(Collected data entries)
■ ■ ■ ■

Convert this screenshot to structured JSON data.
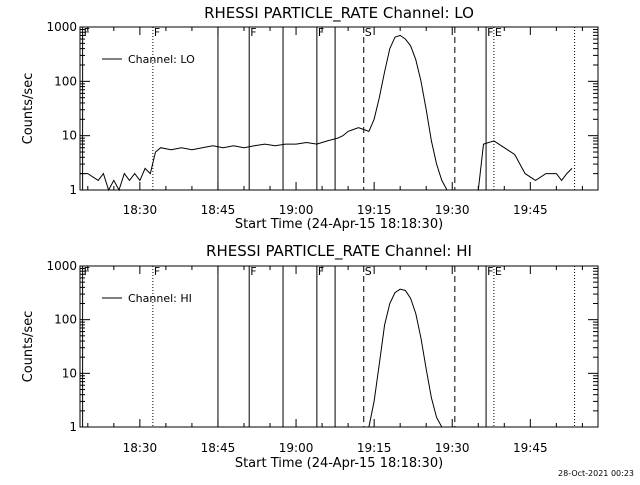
{
  "footer": "28-Oct-2021 00:23",
  "chart_data": [
    {
      "type": "line",
      "title": "RHESSI PARTICLE_RATE Channel: LO",
      "xlabel": "Start Time (24-Apr-15 18:18:30)",
      "ylabel": "Counts/sec",
      "y_scale": "log",
      "ylim": [
        1,
        1000
      ],
      "y_ticks": [
        1,
        10,
        100,
        1000
      ],
      "y_tick_labels": [
        "1",
        "10",
        "100",
        "1000"
      ],
      "xlim": [
        "18:18:30",
        "19:58:00"
      ],
      "x_ticks": [
        "18:30",
        "18:45",
        "19:00",
        "19:15",
        "19:30",
        "19:45"
      ],
      "legend": {
        "position": "top-left",
        "entries": [
          "Channel: LO"
        ]
      },
      "series": [
        {
          "name": "Channel: LO",
          "x": [
            "18:18:30",
            "18:20:00",
            "18:22:00",
            "18:23:00",
            "18:24:00",
            "18:25:00",
            "18:26:00",
            "18:27:00",
            "18:28:00",
            "18:29:00",
            "18:30:00",
            "18:31:00",
            "18:32:00",
            "18:33:00",
            "18:34:00",
            "18:36:00",
            "18:38:00",
            "18:40:00",
            "18:42:00",
            "18:44:00",
            "18:46:00",
            "18:48:00",
            "18:50:00",
            "18:52:00",
            "18:54:00",
            "18:56:00",
            "18:58:00",
            "19:00:00",
            "19:02:00",
            "19:04:00",
            "19:06:00",
            "19:08:00",
            "19:09:00",
            "19:10:00",
            "19:11:00",
            "19:12:00",
            "19:13:00",
            "19:14:00",
            "19:15:00",
            "19:16:00",
            "19:17:00",
            "19:18:00",
            "19:19:00",
            "19:20:00",
            "19:21:00",
            "19:22:00",
            "19:23:00",
            "19:24:00",
            "19:25:00",
            "19:26:00",
            "19:27:00",
            "19:28:00",
            "19:29:00",
            "19:30:00",
            "19:31:00",
            "19:32:00",
            "19:33:00",
            "19:35:00",
            "19:36:00",
            "19:38:00",
            "19:40:00",
            "19:42:00",
            "19:44:00",
            "19:46:00",
            "19:48:00",
            "19:50:00",
            "19:51:00",
            "19:52:00",
            "19:53:00"
          ],
          "y": [
            2,
            2,
            1.5,
            2,
            1,
            1.5,
            1,
            2,
            1.5,
            2,
            1.5,
            2.5,
            2,
            5,
            6,
            5.5,
            6,
            5.5,
            6,
            6.5,
            6,
            6.5,
            6,
            6.5,
            7,
            6.5,
            7,
            7,
            7.5,
            7,
            8,
            9,
            10,
            12,
            13,
            14,
            13,
            12,
            20,
            50,
            150,
            400,
            650,
            700,
            600,
            450,
            250,
            100,
            30,
            8,
            3,
            1.5,
            1,
            1,
            1,
            1,
            1,
            1,
            7,
            8,
            6,
            4.5,
            2,
            1.5,
            2,
            2,
            1.5,
            2,
            2.5
          ]
        }
      ],
      "annotations": [
        {
          "x": "18:19:00",
          "style": "solid",
          "label": "F"
        },
        {
          "x": "18:32:30",
          "style": "dotted",
          "label": ""
        },
        {
          "x": "18:32:30",
          "style": "none",
          "label": "F"
        },
        {
          "x": "18:45:00",
          "style": "solid",
          "label": ""
        },
        {
          "x": "18:51:00",
          "style": "solid",
          "label": "F"
        },
        {
          "x": "18:57:30",
          "style": "solid",
          "label": ""
        },
        {
          "x": "19:04:00",
          "style": "solid",
          "label": "F"
        },
        {
          "x": "19:07:30",
          "style": "solid",
          "label": ""
        },
        {
          "x": "19:13:00",
          "style": "dashed",
          "label": "S"
        },
        {
          "x": "19:30:30",
          "style": "dashed",
          "label": ""
        },
        {
          "x": "19:36:30",
          "style": "solid",
          "label": "F"
        },
        {
          "x": "19:38:00",
          "style": "dotted",
          "label": "E"
        },
        {
          "x": "19:53:30",
          "style": "dotted",
          "label": ""
        }
      ]
    },
    {
      "type": "line",
      "title": "RHESSI PARTICLE_RATE Channel: HI",
      "xlabel": "Start Time (24-Apr-15 18:18:30)",
      "ylabel": "Counts/sec",
      "y_scale": "log",
      "ylim": [
        1,
        1000
      ],
      "y_ticks": [
        1,
        10,
        100,
        1000
      ],
      "y_tick_labels": [
        "1",
        "10",
        "100",
        "1000"
      ],
      "xlim": [
        "18:18:30",
        "19:58:00"
      ],
      "x_ticks": [
        "18:30",
        "18:45",
        "19:00",
        "19:15",
        "19:30",
        "19:45"
      ],
      "legend": {
        "position": "top-left",
        "entries": [
          "Channel: HI"
        ]
      },
      "series": [
        {
          "name": "Channel: HI",
          "x": [
            "19:14:00",
            "19:15:00",
            "19:16:00",
            "19:17:00",
            "19:18:00",
            "19:19:00",
            "19:20:00",
            "19:21:00",
            "19:22:00",
            "19:23:00",
            "19:24:00",
            "19:25:00",
            "19:26:00",
            "19:27:00",
            "19:28:00"
          ],
          "y": [
            1,
            3,
            15,
            80,
            200,
            320,
            370,
            350,
            250,
            130,
            45,
            12,
            3.5,
            1.5,
            1
          ]
        }
      ],
      "annotations": [
        {
          "x": "18:19:00",
          "style": "solid",
          "label": "F"
        },
        {
          "x": "18:32:30",
          "style": "dotted",
          "label": ""
        },
        {
          "x": "18:32:30",
          "style": "none",
          "label": "F"
        },
        {
          "x": "18:45:00",
          "style": "solid",
          "label": ""
        },
        {
          "x": "18:51:00",
          "style": "solid",
          "label": "F"
        },
        {
          "x": "18:57:30",
          "style": "solid",
          "label": ""
        },
        {
          "x": "19:04:00",
          "style": "solid",
          "label": "F"
        },
        {
          "x": "19:07:30",
          "style": "solid",
          "label": ""
        },
        {
          "x": "19:13:00",
          "style": "dashed",
          "label": "S"
        },
        {
          "x": "19:30:30",
          "style": "dashed",
          "label": ""
        },
        {
          "x": "19:36:30",
          "style": "solid",
          "label": "F"
        },
        {
          "x": "19:38:00",
          "style": "dotted",
          "label": "E"
        },
        {
          "x": "19:53:30",
          "style": "dotted",
          "label": ""
        }
      ]
    }
  ]
}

■ ■ ■ ■

◆ EXERCISE PROMPT ◆
Quote the preceding records in their entirety, excluding every picture.

◆ RESULT OF THIS TASK ◆
Convert this screenshot to structured JSON data.
{
  "footer": "28-Oct-2021 00:23",
  "chart_data": [
    {
      "type": "line",
      "title": "RHESSI PARTICLE_RATE Channel: LO",
      "xlabel": "Start Time (24-Apr-15 18:18:30)",
      "ylabel": "Counts/sec",
      "y_scale": "log",
      "ylim": [
        1,
        1000
      ],
      "y_ticks": [
        1,
        10,
        100,
        1000
      ],
      "y_tick_labels": [
        "1",
        "10",
        "100",
        "1000"
      ],
      "xlim": [
        "18:18:30",
        "19:58:00"
      ],
      "x_ticks": [
        "18:30",
        "18:45",
        "19:00",
        "19:15",
        "19:30",
        "19:45"
      ],
      "legend": {
        "position": "top-left",
        "entries": [
          "Channel: LO"
        ]
      },
      "series": [
        {
          "name": "Channel: LO",
          "x": [
            "18:18:30",
            "18:20:00",
            "18:22:00",
            "18:23:00",
            "18:24:00",
            "18:25:00",
            "18:26:00",
            "18:27:00",
            "18:28:00",
            "18:29:00",
            "18:30:00",
            "18:31:00",
            "18:32:00",
            "18:33:00",
            "18:34:00",
            "18:36:00",
            "18:38:00",
            "18:40:00",
            "18:42:00",
            "18:44:00",
            "18:46:00",
            "18:48:00",
            "18:50:00",
            "18:52:00",
            "18:54:00",
            "18:56:00",
            "18:58:00",
            "19:00:00",
            "19:02:00",
            "19:04:00",
            "19:06:00",
            "19:08:00",
            "19:09:00",
            "19:10:00",
            "19:11:00",
            "19:12:00",
            "19:13:00",
            "19:14:00",
            "19:15:00",
            "19:16:00",
            "19:17:00",
            "19:18:00",
            "19:19:00",
            "19:20:00",
            "19:21:00",
            "19:22:00",
            "19:23:00",
            "19:24:00",
            "19:25:00",
            "19:26:00",
            "19:27:00",
            "19:28:00",
            "19:29:00",
            "19:30:00",
            "19:31:00",
            "19:32:00",
            "19:33:00",
            "19:35:00",
            "19:36:00",
            "19:38:00",
            "19:40:00",
            "19:42:00",
            "19:44:00",
            "19:46:00",
            "19:48:00",
            "19:50:00",
            "19:51:00",
            "19:52:00",
            "19:53:00"
          ],
          "y": [
            2,
            2,
            1.5,
            2,
            1,
            1.5,
            1,
            2,
            1.5,
            2,
            1.5,
            2.5,
            2,
            5,
            6,
            5.5,
            6,
            5.5,
            6,
            6.5,
            6,
            6.5,
            6,
            6.5,
            7,
            6.5,
            7,
            7,
            7.5,
            7,
            8,
            9,
            10,
            12,
            13,
            14,
            13,
            12,
            20,
            50,
            150,
            400,
            650,
            700,
            600,
            450,
            250,
            100,
            30,
            8,
            3,
            1.5,
            1,
            1,
            1,
            1,
            1,
            1,
            7,
            8,
            6,
            4.5,
            2,
            1.5,
            2,
            2,
            1.5,
            2,
            2.5
          ]
        }
      ],
      "annotations": [
        {
          "x": "18:19:00",
          "style": "solid",
          "label": "F"
        },
        {
          "x": "18:32:30",
          "style": "dotted",
          "label": ""
        },
        {
          "x": "18:32:30",
          "style": "none",
          "label": "F"
        },
        {
          "x": "18:45:00",
          "style": "solid",
          "label": ""
        },
        {
          "x": "18:51:00",
          "style": "solid",
          "label": "F"
        },
        {
          "x": "18:57:30",
          "style": "solid",
          "label": ""
        },
        {
          "x": "19:04:00",
          "style": "solid",
          "label": "F"
        },
        {
          "x": "19:07:30",
          "style": "solid",
          "label": ""
        },
        {
          "x": "19:13:00",
          "style": "dashed",
          "label": "S"
        },
        {
          "x": "19:30:30",
          "style": "dashed",
          "label": ""
        },
        {
          "x": "19:36:30",
          "style": "solid",
          "label": "F"
        },
        {
          "x": "19:38:00",
          "style": "dotted",
          "label": "E"
        },
        {
          "x": "19:53:30",
          "style": "dotted",
          "label": ""
        }
      ]
    },
    {
      "type": "line",
      "title": "RHESSI PARTICLE_RATE Channel: HI",
      "xlabel": "Start Time (24-Apr-15 18:18:30)",
      "ylabel": "Counts/sec",
      "y_scale": "log",
      "ylim": [
        1,
        1000
      ],
      "y_ticks": [
        1,
        10,
        100,
        1000
      ],
      "y_tick_labels": [
        "1",
        "10",
        "100",
        "1000"
      ],
      "xlim": [
        "18:18:30",
        "19:58:00"
      ],
      "x_ticks": [
        "18:30",
        "18:45",
        "19:00",
        "19:15",
        "19:30",
        "19:45"
      ],
      "legend": {
        "position": "top-left",
        "entries": [
          "Channel: HI"
        ]
      },
      "series": [
        {
          "name": "Channel: HI",
          "x": [
            "19:14:00",
            "19:15:00",
            "19:16:00",
            "19:17:00",
            "19:18:00",
            "19:19:00",
            "19:20:00",
            "19:21:00",
            "19:22:00",
            "19:23:00",
            "19:24:00",
            "19:25:00",
            "19:26:00",
            "19:27:00",
            "19:28:00"
          ],
          "y": [
            1,
            3,
            15,
            80,
            200,
            320,
            370,
            350,
            250,
            130,
            45,
            12,
            3.5,
            1.5,
            1
          ]
        }
      ],
      "annotations": [
        {
          "x": "18:19:00",
          "style": "solid",
          "label": "F"
        },
        {
          "x": "18:32:30",
          "style": "dotted",
          "label": ""
        },
        {
          "x": "18:32:30",
          "style": "none",
          "label": "F"
        },
        {
          "x": "18:45:00",
          "style": "solid",
          "label": ""
        },
        {
          "x": "18:51:00",
          "style": "solid",
          "label": "F"
        },
        {
          "x": "18:57:30",
          "style": "solid",
          "label": ""
        },
        {
          "x": "19:04:00",
          "style": "solid",
          "label": "F"
        },
        {
          "x": "19:07:30",
          "style": "solid",
          "label": ""
        },
        {
          "x": "19:13:00",
          "style": "dashed",
          "label": "S"
        },
        {
          "x": "19:30:30",
          "style": "dashed",
          "label": ""
        },
        {
          "x": "19:36:30",
          "style": "solid",
          "label": "F"
        },
        {
          "x": "19:38:00",
          "style": "dotted",
          "label": "E"
        },
        {
          "x": "19:53:30",
          "style": "dotted",
          "label": ""
        }
      ]
    }
  ]
}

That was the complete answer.